Your task. Present each line of the entries below that holds the word "JSON".

☆ ☆ ☆ ☆

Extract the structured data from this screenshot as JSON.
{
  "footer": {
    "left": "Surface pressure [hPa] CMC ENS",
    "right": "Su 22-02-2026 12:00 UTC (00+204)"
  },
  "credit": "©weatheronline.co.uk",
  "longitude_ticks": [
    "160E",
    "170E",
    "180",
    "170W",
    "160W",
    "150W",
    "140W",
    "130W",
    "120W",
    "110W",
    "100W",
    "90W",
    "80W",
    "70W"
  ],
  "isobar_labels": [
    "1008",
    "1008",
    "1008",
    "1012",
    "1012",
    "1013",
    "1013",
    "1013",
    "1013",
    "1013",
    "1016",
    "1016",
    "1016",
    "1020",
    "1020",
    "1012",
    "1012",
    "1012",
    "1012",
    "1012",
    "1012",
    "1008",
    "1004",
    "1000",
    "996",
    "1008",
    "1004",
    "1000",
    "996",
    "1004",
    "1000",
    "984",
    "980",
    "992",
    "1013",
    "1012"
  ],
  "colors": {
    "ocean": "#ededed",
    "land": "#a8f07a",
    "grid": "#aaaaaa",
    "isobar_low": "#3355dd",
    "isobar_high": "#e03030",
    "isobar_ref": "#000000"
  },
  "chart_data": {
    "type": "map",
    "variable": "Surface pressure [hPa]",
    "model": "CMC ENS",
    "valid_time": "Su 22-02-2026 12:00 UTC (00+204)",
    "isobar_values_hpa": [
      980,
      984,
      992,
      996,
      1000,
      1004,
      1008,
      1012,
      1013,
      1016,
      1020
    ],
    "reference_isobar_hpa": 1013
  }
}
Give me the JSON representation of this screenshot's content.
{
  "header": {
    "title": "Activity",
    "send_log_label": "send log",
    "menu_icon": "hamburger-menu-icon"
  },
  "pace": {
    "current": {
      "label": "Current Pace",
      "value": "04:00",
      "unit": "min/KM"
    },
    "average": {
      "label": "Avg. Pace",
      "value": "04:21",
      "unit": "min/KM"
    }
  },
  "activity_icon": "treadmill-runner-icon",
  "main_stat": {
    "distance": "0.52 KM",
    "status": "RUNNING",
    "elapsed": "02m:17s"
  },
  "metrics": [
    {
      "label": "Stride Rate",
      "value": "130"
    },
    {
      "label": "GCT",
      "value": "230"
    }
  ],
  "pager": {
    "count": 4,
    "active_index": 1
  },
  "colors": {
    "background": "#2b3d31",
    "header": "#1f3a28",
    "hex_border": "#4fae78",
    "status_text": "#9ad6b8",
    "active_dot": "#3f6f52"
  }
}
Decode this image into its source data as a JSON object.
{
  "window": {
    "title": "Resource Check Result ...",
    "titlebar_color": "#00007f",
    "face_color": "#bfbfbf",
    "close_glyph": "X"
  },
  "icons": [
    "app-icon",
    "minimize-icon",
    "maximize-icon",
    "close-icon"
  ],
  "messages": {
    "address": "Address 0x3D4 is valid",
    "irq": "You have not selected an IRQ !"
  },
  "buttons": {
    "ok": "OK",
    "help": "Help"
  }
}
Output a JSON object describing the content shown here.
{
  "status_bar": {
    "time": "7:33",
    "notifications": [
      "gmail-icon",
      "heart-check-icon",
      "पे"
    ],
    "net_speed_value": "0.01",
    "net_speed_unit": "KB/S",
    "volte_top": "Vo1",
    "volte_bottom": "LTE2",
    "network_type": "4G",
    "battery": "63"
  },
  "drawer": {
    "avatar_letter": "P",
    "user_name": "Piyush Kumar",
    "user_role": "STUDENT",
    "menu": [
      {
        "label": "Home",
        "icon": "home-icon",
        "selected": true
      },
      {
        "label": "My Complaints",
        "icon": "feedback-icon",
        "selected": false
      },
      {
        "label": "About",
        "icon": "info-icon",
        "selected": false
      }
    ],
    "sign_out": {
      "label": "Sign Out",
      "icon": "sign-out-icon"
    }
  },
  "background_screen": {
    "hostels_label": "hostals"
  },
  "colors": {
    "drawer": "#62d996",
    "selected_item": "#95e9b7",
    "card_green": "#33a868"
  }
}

☆ ☆ ☆ ☆

In response.
Extract the structured data from this screenshot as JSON.
Give me the JSON representation of this screenshot's content.
Decode this image into its source data as a JSON object.
Output a JSON object describing the content shown here.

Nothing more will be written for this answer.